Copy the data exactly; pictures stay out of the copy.

▽

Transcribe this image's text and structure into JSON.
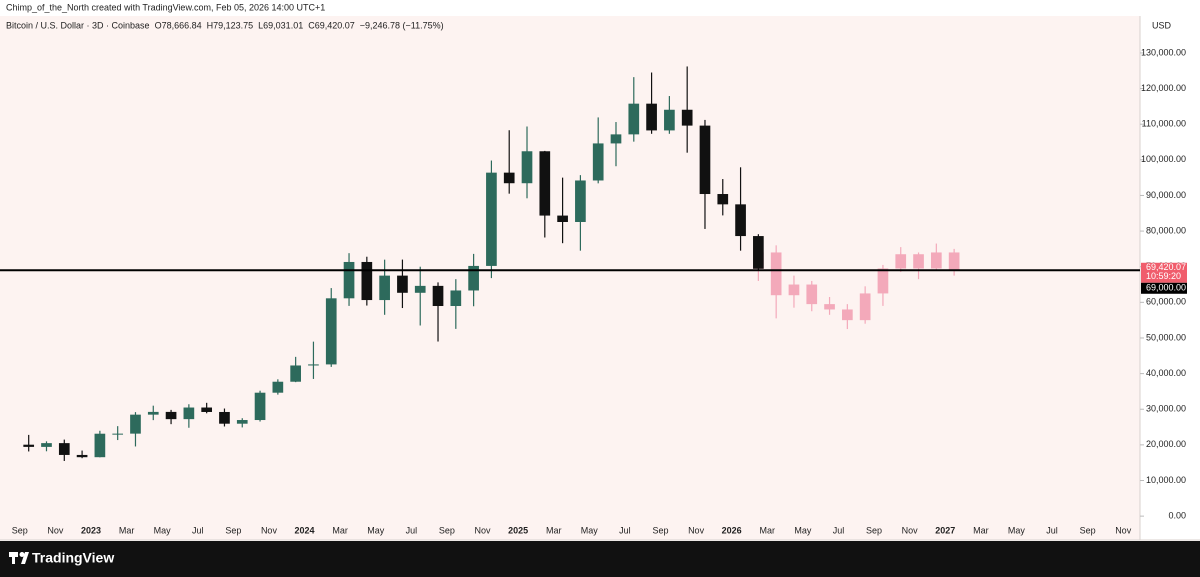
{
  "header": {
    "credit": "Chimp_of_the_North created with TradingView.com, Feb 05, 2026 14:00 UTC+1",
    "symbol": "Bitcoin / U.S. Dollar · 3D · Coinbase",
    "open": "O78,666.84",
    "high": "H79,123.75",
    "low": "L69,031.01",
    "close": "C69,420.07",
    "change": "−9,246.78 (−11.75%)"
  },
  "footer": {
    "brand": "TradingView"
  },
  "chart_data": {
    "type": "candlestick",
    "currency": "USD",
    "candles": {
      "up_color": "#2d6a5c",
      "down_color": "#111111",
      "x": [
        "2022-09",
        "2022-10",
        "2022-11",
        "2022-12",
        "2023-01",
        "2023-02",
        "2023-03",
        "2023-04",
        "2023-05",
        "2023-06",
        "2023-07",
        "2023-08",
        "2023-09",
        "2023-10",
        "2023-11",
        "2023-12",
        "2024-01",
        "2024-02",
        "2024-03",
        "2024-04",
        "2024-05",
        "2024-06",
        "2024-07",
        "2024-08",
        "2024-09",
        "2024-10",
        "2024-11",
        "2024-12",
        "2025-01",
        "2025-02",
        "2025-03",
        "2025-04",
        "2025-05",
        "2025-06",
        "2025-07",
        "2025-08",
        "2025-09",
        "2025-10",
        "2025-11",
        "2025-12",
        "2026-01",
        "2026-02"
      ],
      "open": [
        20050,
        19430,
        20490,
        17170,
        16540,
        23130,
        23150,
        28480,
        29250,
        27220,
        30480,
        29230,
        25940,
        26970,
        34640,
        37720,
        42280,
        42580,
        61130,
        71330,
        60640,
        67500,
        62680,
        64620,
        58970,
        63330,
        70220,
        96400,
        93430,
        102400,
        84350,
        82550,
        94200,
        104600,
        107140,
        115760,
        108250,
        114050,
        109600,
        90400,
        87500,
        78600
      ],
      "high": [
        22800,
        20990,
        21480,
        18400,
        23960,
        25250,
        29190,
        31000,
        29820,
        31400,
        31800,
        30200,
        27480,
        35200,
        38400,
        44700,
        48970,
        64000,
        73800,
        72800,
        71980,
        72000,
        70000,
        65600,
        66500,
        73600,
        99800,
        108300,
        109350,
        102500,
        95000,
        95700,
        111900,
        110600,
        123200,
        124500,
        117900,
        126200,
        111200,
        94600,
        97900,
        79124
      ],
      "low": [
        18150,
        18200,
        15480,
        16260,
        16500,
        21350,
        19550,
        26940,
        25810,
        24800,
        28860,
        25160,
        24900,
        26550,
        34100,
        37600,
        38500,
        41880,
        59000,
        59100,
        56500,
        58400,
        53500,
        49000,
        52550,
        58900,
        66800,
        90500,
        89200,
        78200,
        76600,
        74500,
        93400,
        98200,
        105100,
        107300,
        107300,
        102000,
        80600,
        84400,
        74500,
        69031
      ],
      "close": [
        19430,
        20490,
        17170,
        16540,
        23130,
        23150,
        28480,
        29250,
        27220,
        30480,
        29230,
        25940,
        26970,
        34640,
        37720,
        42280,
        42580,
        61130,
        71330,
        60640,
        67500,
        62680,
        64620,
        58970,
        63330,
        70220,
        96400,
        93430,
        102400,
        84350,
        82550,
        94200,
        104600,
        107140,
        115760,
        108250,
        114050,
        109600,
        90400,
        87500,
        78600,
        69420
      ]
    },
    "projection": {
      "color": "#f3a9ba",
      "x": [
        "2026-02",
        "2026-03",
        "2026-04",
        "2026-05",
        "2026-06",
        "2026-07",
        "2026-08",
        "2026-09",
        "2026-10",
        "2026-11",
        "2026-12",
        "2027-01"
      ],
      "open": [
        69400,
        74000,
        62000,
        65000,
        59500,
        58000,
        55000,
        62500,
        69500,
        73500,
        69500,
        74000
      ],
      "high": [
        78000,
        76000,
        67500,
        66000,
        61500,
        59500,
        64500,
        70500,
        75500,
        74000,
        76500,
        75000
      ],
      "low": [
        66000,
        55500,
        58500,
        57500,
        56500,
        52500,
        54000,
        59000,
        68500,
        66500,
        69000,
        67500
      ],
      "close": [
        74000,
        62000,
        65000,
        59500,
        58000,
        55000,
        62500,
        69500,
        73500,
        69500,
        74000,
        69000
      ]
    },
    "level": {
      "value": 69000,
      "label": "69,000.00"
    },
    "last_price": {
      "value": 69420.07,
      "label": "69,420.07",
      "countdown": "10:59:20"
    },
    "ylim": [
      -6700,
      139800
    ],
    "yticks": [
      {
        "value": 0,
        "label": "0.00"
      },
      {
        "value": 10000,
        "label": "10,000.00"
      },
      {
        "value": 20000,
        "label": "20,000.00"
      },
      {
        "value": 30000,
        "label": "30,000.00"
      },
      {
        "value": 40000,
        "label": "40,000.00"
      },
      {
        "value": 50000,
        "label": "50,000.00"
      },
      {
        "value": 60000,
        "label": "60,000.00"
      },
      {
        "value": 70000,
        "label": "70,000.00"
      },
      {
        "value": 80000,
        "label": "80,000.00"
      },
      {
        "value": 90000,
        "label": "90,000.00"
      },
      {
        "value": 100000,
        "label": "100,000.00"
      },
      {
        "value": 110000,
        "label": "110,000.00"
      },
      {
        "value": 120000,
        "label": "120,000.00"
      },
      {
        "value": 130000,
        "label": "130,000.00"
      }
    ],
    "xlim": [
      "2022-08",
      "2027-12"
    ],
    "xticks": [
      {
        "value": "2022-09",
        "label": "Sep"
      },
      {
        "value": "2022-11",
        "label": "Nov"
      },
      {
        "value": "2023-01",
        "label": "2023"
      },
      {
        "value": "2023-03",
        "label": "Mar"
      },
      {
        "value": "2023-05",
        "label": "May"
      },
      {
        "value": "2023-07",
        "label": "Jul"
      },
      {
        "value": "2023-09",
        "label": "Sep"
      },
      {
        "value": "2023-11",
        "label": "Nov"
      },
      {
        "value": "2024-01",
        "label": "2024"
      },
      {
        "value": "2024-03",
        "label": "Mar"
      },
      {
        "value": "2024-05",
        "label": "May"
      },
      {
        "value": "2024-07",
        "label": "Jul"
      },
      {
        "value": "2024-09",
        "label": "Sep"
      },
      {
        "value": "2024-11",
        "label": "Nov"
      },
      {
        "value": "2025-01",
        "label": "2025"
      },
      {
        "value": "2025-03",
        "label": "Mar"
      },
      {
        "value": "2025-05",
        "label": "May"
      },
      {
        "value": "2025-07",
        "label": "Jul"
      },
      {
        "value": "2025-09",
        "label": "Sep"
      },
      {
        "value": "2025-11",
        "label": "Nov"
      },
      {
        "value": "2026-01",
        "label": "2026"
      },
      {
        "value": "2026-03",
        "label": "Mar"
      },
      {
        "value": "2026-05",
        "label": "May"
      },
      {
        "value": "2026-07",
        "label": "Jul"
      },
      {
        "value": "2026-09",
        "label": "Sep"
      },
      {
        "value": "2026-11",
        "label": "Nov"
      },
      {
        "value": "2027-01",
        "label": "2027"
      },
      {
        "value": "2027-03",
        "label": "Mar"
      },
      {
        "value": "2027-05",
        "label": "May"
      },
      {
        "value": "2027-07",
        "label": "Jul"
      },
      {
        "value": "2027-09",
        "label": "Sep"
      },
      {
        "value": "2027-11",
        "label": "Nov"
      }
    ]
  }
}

△

THE SOLUTION:
Transcribe this image's text and structure into JSON.
{
  "header": {
    "credit": "Chimp_of_the_North created with TradingView.com, Feb 05, 2026 14:00 UTC+1",
    "symbol": "Bitcoin / U.S. Dollar · 3D · Coinbase",
    "open": "O78,666.84",
    "high": "H79,123.75",
    "low": "L69,031.01",
    "close": "C69,420.07",
    "change": "−9,246.78 (−11.75%)"
  },
  "footer": {
    "brand": "TradingView"
  },
  "chart_data": {
    "type": "candlestick",
    "currency": "USD",
    "candles": {
      "up_color": "#2d6a5c",
      "down_color": "#111111",
      "x": [
        "2022-09",
        "2022-10",
        "2022-11",
        "2022-12",
        "2023-01",
        "2023-02",
        "2023-03",
        "2023-04",
        "2023-05",
        "2023-06",
        "2023-07",
        "2023-08",
        "2023-09",
        "2023-10",
        "2023-11",
        "2023-12",
        "2024-01",
        "2024-02",
        "2024-03",
        "2024-04",
        "2024-05",
        "2024-06",
        "2024-07",
        "2024-08",
        "2024-09",
        "2024-10",
        "2024-11",
        "2024-12",
        "2025-01",
        "2025-02",
        "2025-03",
        "2025-04",
        "2025-05",
        "2025-06",
        "2025-07",
        "2025-08",
        "2025-09",
        "2025-10",
        "2025-11",
        "2025-12",
        "2026-01",
        "2026-02"
      ],
      "open": [
        20050,
        19430,
        20490,
        17170,
        16540,
        23130,
        23150,
        28480,
        29250,
        27220,
        30480,
        29230,
        25940,
        26970,
        34640,
        37720,
        42280,
        42580,
        61130,
        71330,
        60640,
        67500,
        62680,
        64620,
        58970,
        63330,
        70220,
        96400,
        93430,
        102400,
        84350,
        82550,
        94200,
        104600,
        107140,
        115760,
        108250,
        114050,
        109600,
        90400,
        87500,
        78600
      ],
      "high": [
        22800,
        20990,
        21480,
        18400,
        23960,
        25250,
        29190,
        31000,
        29820,
        31400,
        31800,
        30200,
        27480,
        35200,
        38400,
        44700,
        48970,
        64000,
        73800,
        72800,
        71980,
        72000,
        70000,
        65600,
        66500,
        73600,
        99800,
        108300,
        109350,
        102500,
        95000,
        95700,
        111900,
        110600,
        123200,
        124500,
        117900,
        126200,
        111200,
        94600,
        97900,
        79124
      ],
      "low": [
        18150,
        18200,
        15480,
        16260,
        16500,
        21350,
        19550,
        26940,
        25810,
        24800,
        28860,
        25160,
        24900,
        26550,
        34100,
        37600,
        38500,
        41880,
        59000,
        59100,
        56500,
        58400,
        53500,
        49000,
        52550,
        58900,
        66800,
        90500,
        89200,
        78200,
        76600,
        74500,
        93400,
        98200,
        105100,
        107300,
        107300,
        102000,
        80600,
        84400,
        74500,
        69031
      ],
      "close": [
        19430,
        20490,
        17170,
        16540,
        23130,
        23150,
        28480,
        29250,
        27220,
        30480,
        29230,
        25940,
        26970,
        34640,
        37720,
        42280,
        42580,
        61130,
        71330,
        60640,
        67500,
        62680,
        64620,
        58970,
        63330,
        70220,
        96400,
        93430,
        102400,
        84350,
        82550,
        94200,
        104600,
        107140,
        115760,
        108250,
        114050,
        109600,
        90400,
        87500,
        78600,
        69420
      ]
    },
    "projection": {
      "color": "#f3a9ba",
      "x": [
        "2026-02",
        "2026-03",
        "2026-04",
        "2026-05",
        "2026-06",
        "2026-07",
        "2026-08",
        "2026-09",
        "2026-10",
        "2026-11",
        "2026-12",
        "2027-01"
      ],
      "open": [
        69400,
        74000,
        62000,
        65000,
        59500,
        58000,
        55000,
        62500,
        69500,
        73500,
        69500,
        74000
      ],
      "high": [
        78000,
        76000,
        67500,
        66000,
        61500,
        59500,
        64500,
        70500,
        75500,
        74000,
        76500,
        75000
      ],
      "low": [
        66000,
        55500,
        58500,
        57500,
        56500,
        52500,
        54000,
        59000,
        68500,
        66500,
        69000,
        67500
      ],
      "close": [
        74000,
        62000,
        65000,
        59500,
        58000,
        55000,
        62500,
        69500,
        73500,
        69500,
        74000,
        69000
      ]
    },
    "level": {
      "value": 69000,
      "label": "69,000.00"
    },
    "last_price": {
      "value": 69420.07,
      "label": "69,420.07",
      "countdown": "10:59:20"
    },
    "ylim": [
      -6700,
      139800
    ],
    "yticks": [
      {
        "value": 0,
        "label": "0.00"
      },
      {
        "value": 10000,
        "label": "10,000.00"
      },
      {
        "value": 20000,
        "label": "20,000.00"
      },
      {
        "value": 30000,
        "label": "30,000.00"
      },
      {
        "value": 40000,
        "label": "40,000.00"
      },
      {
        "value": 50000,
        "label": "50,000.00"
      },
      {
        "value": 60000,
        "label": "60,000.00"
      },
      {
        "value": 70000,
        "label": "70,000.00"
      },
      {
        "value": 80000,
        "label": "80,000.00"
      },
      {
        "value": 90000,
        "label": "90,000.00"
      },
      {
        "value": 100000,
        "label": "100,000.00"
      },
      {
        "value": 110000,
        "label": "110,000.00"
      },
      {
        "value": 120000,
        "label": "120,000.00"
      },
      {
        "value": 130000,
        "label": "130,000.00"
      }
    ],
    "xlim": [
      "2022-08",
      "2027-12"
    ],
    "xticks": [
      {
        "value": "2022-09",
        "label": "Sep"
      },
      {
        "value": "2022-11",
        "label": "Nov"
      },
      {
        "value": "2023-01",
        "label": "2023"
      },
      {
        "value": "2023-03",
        "label": "Mar"
      },
      {
        "value": "2023-05",
        "label": "May"
      },
      {
        "value": "2023-07",
        "label": "Jul"
      },
      {
        "value": "2023-09",
        "label": "Sep"
      },
      {
        "value": "2023-11",
        "label": "Nov"
      },
      {
        "value": "2024-01",
        "label": "2024"
      },
      {
        "value": "2024-03",
        "label": "Mar"
      },
      {
        "value": "2024-05",
        "label": "May"
      },
      {
        "value": "2024-07",
        "label": "Jul"
      },
      {
        "value": "2024-09",
        "label": "Sep"
      },
      {
        "value": "2024-11",
        "label": "Nov"
      },
      {
        "value": "2025-01",
        "label": "2025"
      },
      {
        "value": "2025-03",
        "label": "Mar"
      },
      {
        "value": "2025-05",
        "label": "May"
      },
      {
        "value": "2025-07",
        "label": "Jul"
      },
      {
        "value": "2025-09",
        "label": "Sep"
      },
      {
        "value": "2025-11",
        "label": "Nov"
      },
      {
        "value": "2026-01",
        "label": "2026"
      },
      {
        "value": "2026-03",
        "label": "Mar"
      },
      {
        "value": "2026-05",
        "label": "May"
      },
      {
        "value": "2026-07",
        "label": "Jul"
      },
      {
        "value": "2026-09",
        "label": "Sep"
      },
      {
        "value": "2026-11",
        "label": "Nov"
      },
      {
        "value": "2027-01",
        "label": "2027"
      },
      {
        "value": "2027-03",
        "label": "Mar"
      },
      {
        "value": "2027-05",
        "label": "May"
      },
      {
        "value": "2027-07",
        "label": "Jul"
      },
      {
        "value": "2027-09",
        "label": "Sep"
      },
      {
        "value": "2027-11",
        "label": "Nov"
      }
    ]
  }
}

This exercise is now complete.